— begin Dataset rows —
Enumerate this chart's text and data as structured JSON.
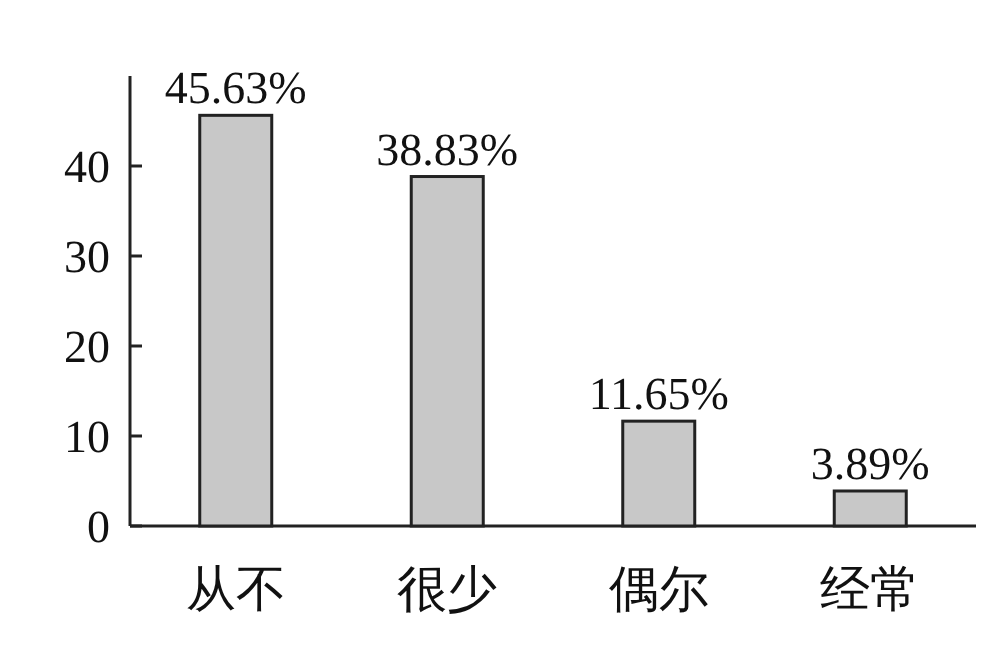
{
  "chart_data": {
    "type": "bar",
    "categories": [
      "从不",
      "很少",
      "偶尔",
      "经常"
    ],
    "values": [
      45.63,
      38.83,
      11.65,
      3.89
    ],
    "value_labels": [
      "45.63%",
      "38.83%",
      "11.65%",
      "3.89%"
    ],
    "color": "#c8c8c8",
    "ylim": [
      0,
      50
    ],
    "yticks": [
      0,
      10,
      20,
      30,
      40
    ]
  }
}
— end Dataset rows —
(Set exercise): Transcribe the preceding listing in its entirety and with exact wording, leaving out pictures.

(Response):
Enumerate this chart's text and data as structured JSON.
{
  "chart_data": {
    "type": "bar",
    "categories": [
      "从不",
      "很少",
      "偶尔",
      "经常"
    ],
    "values": [
      45.63,
      38.83,
      11.65,
      3.89
    ],
    "value_labels": [
      "45.63%",
      "38.83%",
      "11.65%",
      "3.89%"
    ],
    "color": "#c8c8c8",
    "ylim": [
      0,
      50
    ],
    "yticks": [
      0,
      10,
      20,
      30,
      40
    ]
  }
}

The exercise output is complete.